## Set exercise
Which lines below hold the word "text"? Copy all of them.

## The input

_____

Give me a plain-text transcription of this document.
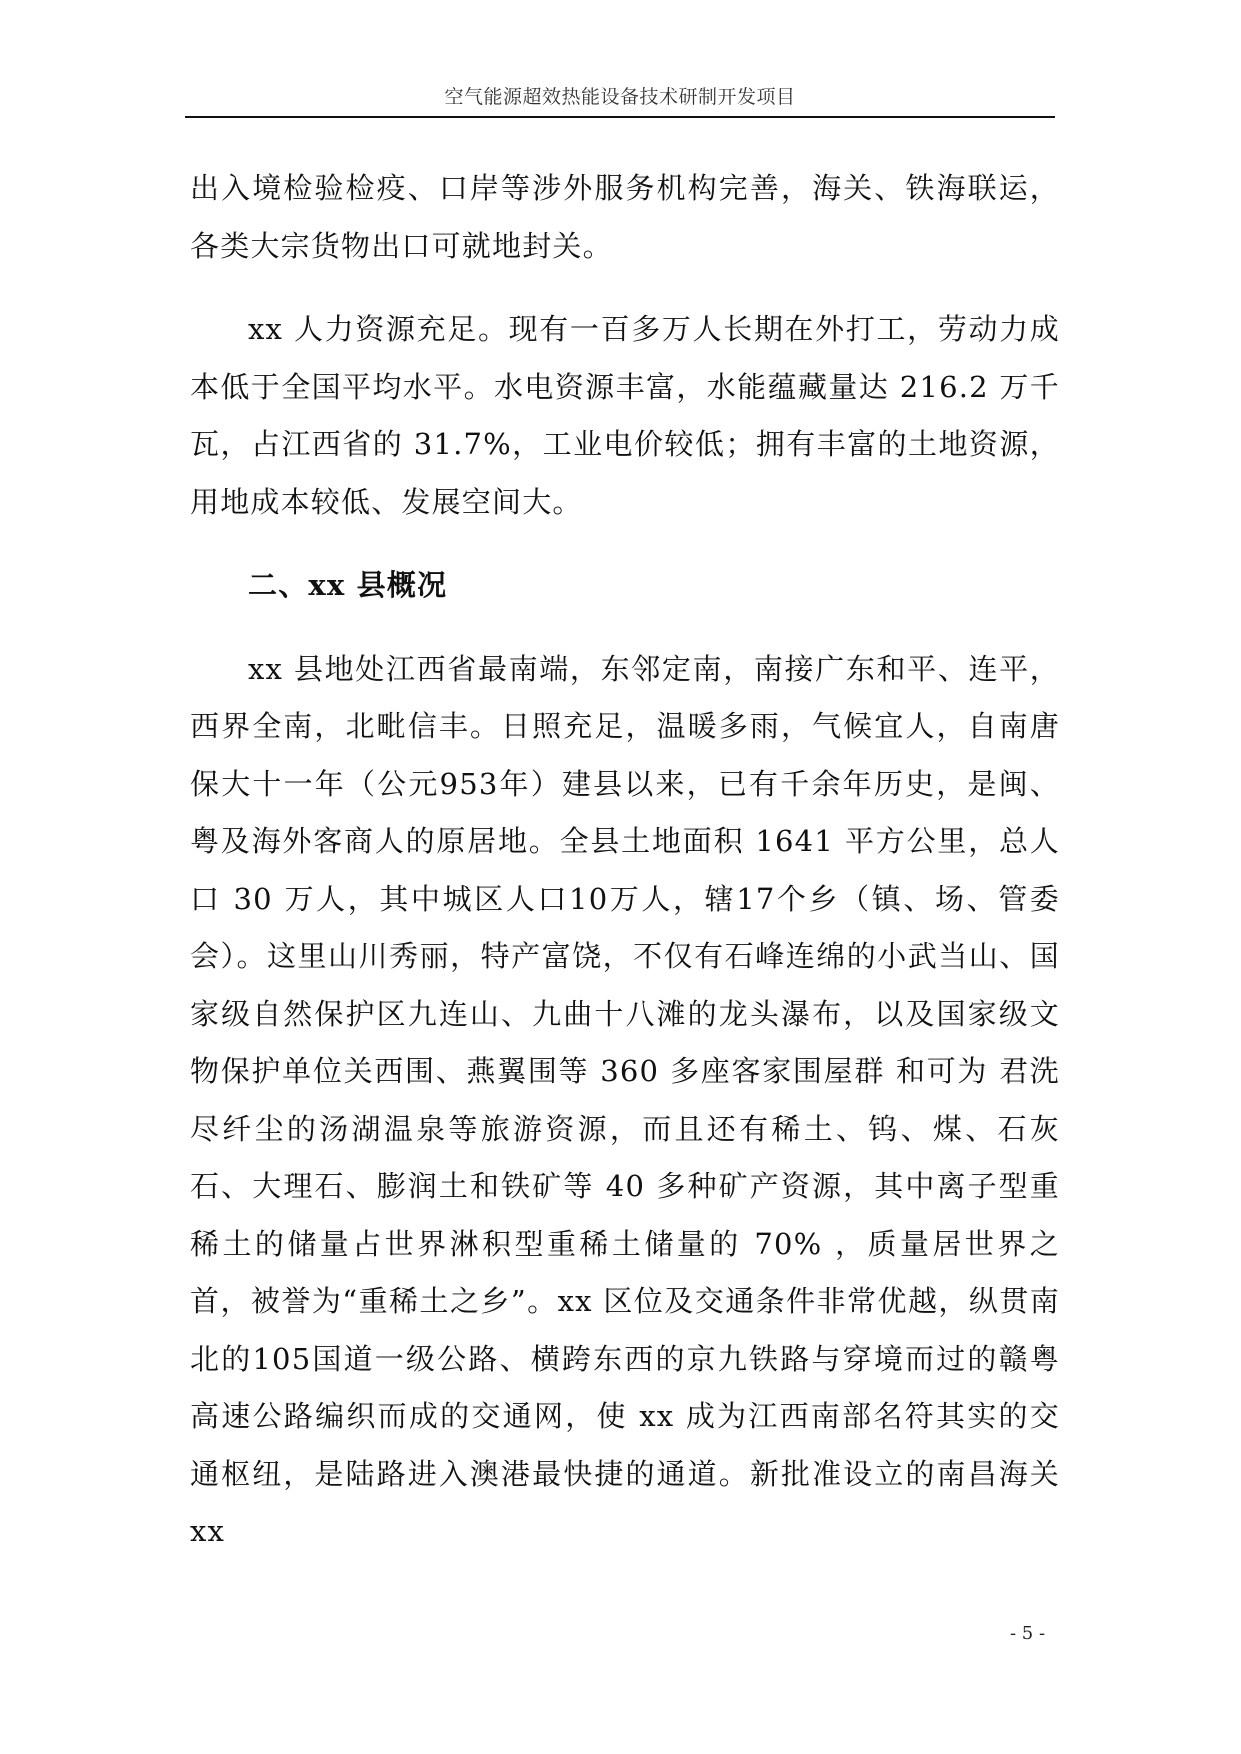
空气能源超效热能设备技术研制开发项目

出入境检验检疫、口岸等涉外服务机构完善，海关、铁海联运，各类大宗货物出口可就地封关。

xx 人力资源充足。现有一百多万人长期在外打工，劳动力成本低于全国平均水平。水电资源丰富，水能蕴藏量达 216.2 万千瓦，占江西省的 31.7%，工业电价较低；拥有丰富的土地资源，用地成本较低、发展空间大。

二、xx 县概况

xx 县地处江西省最南端，东邻定南，南接广东和平、连平，西界全南，北毗信丰。日照充足，温暖多雨，气候宜人，自南唐保大十一年（公元953年）建县以来，已有千余年历史，是闽、粤及海外客商人的原居地。全县土地面积 1641 平方公里，总人口 30 万人，其中城区人口10万人，辖17个乡（镇、场、管委会）。这里山川秀丽，特产富饶，不仅有石峰连绵的小武当山、国家级自然保护区九连山、九曲十八滩的龙头瀑布，以及国家级文物保护单位关西围、燕翼围等 360 多座客家围屋群 和可为 君洗尽纤尘的汤湖温泉等旅游资源，而且还有稀土、钨、煤、石灰石、大理石、膨润土和铁矿等 40 多种矿产资源，其中离子型重稀土的储量占世界淋积型重稀土储量的 70% ，质量居世界之首，被誉为“重稀土之乡”。xx 区位及交通条件非常优越，纵贯南北的105国道一级公路、横跨东西的京九铁路与穿境而过的赣粤高速公路编织而成的交通网，使 xx 成为江西南部名符其实的交通枢纽，是陆路进入澳港最快捷的通道。新批准设立的南昌海关 xx

- 5 -
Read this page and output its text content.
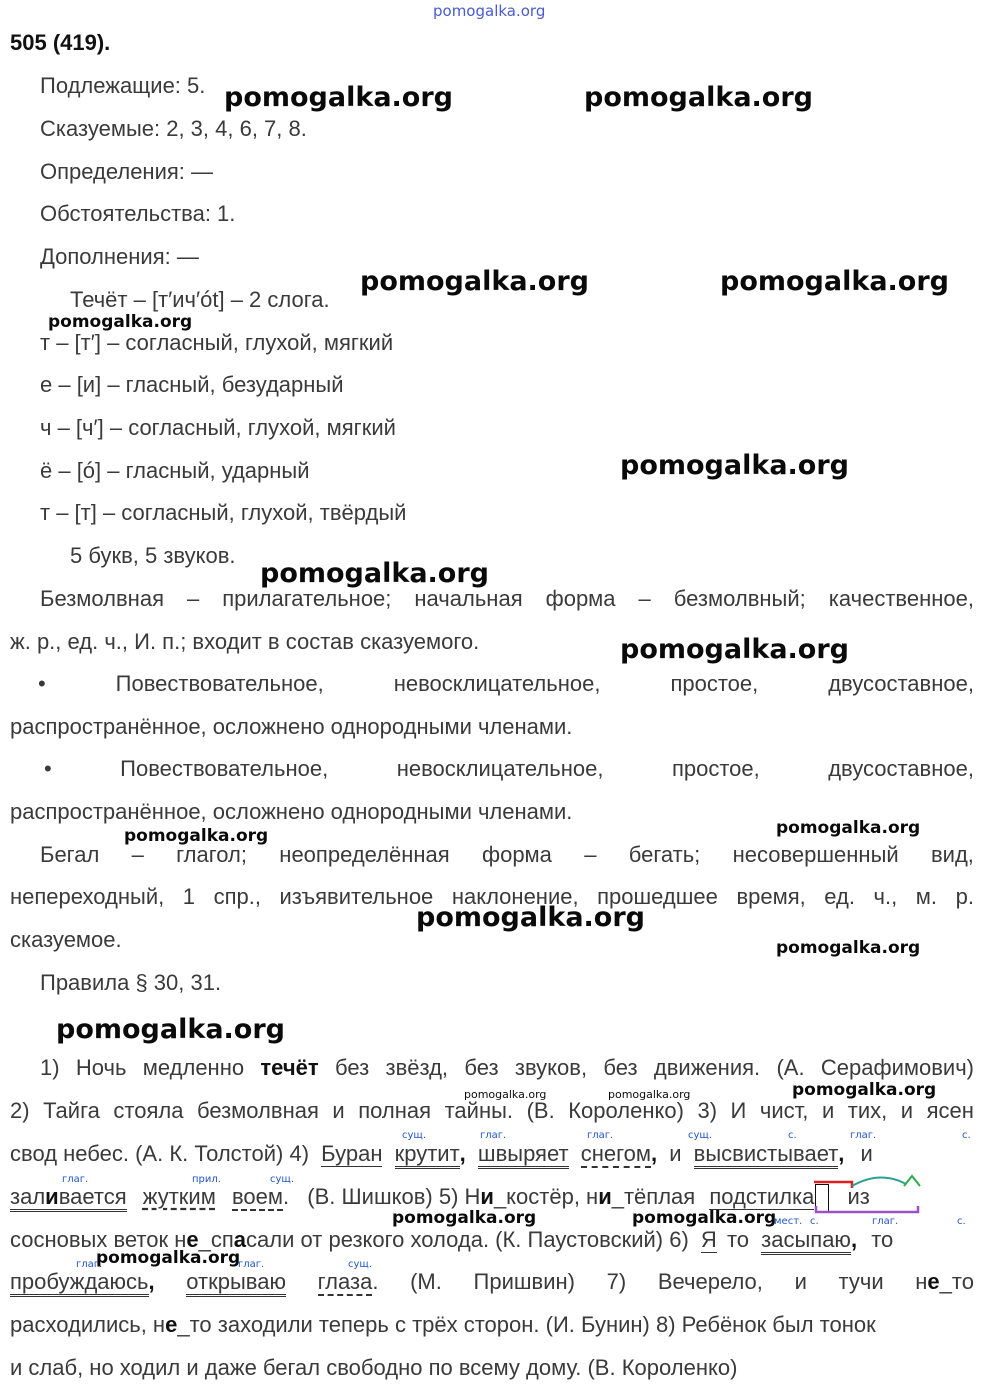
pomogalka.org
505 (419).
Подлежащие: 5.
Сказуемые: 2, 3, 4, 6, 7, 8.
Определения: —
Обстоятельства: 1.
Дополнения: —
Течёт – [т′ич′ót] – 2 слога.
т – [т′] – согласный, глухой, мягкий
е – [и] – гласный, безударный
ч – [ч′] – согласный, глухой, мягкий
ё – [ó] – гласный, ударный
т – [т] – согласный, глухой, твёрдый
5 букв, 5 звуков.
Безмолвная – прилагательное; начальная форма – безмолвный; качественное,
ж. р., ед. ч., И. п.; входит в состав сказуемого.
•	Повествовательное,	невосклицательное,	простое,	двусоставное,
распространённое, осложнено однородными членами.
•	Повествовательное,	невосклицательное,	простое,	двусоставное,
распространённое, осложнено однородными членами.
Бегал – глагол; неопределённая форма – бегать; несовершенный вид,
непереходный, 1 спр., изъявительное наклонение, прошедшее время, ед. ч., м. р.
сказуемое.
Правила § 30, 31.
1) Ночь медленно течёт без звёзд, без звуков, без движения. (А. Серафимович)
2) Тайга стояла безмолвная и полная тайны. (В. Короленко) 3) И чист, и тих, и ясен
свод небес. (А. К. Толстой) 4) Буран крутит, швыряет снегом, и высвистывает, и
заливается жутким воем. (В. Шишков) 5) Ни_костёр, ни_тёплая подстилка из
сосновых веток не_спасали от резкого холода. (К. Паустовский) 6) Я то засыпаю, то
пробуждаюсь, открываю глаза. (М. Пришвин) 7) Вечерело, и тучи не_то
расходились, не_то заходили теперь с трёх сторон. (И. Бунин) 8) Ребёнок был тонок
и слаб, но ходил и даже бегал свободно по всему дому. (В. Короленко)
сущ.	глаг.	глаг.	сущ.	с.	глаг.	с.
глаг.	прил.	сущ.
мест. с.	глаг.	с.
глаг.	глаг.	сущ.
pomogalka.org	pomogalka.org
pomogalka.org	pomogalka.org
pomogalka.org
pomogalka.org
pomogalka.org
pomogalka.org
pomogalka.org	pomogalka.org
pomogalka.org
pomogalka.org
pomogalka.org
pomogalka.org	pomogalka.org	pomogalka.org
pomogalka.org	pomogalka.org
pomogalka.org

_____

## Output for this exercise
Give me a plain-text transcription of this document.
Read this page and output its text content.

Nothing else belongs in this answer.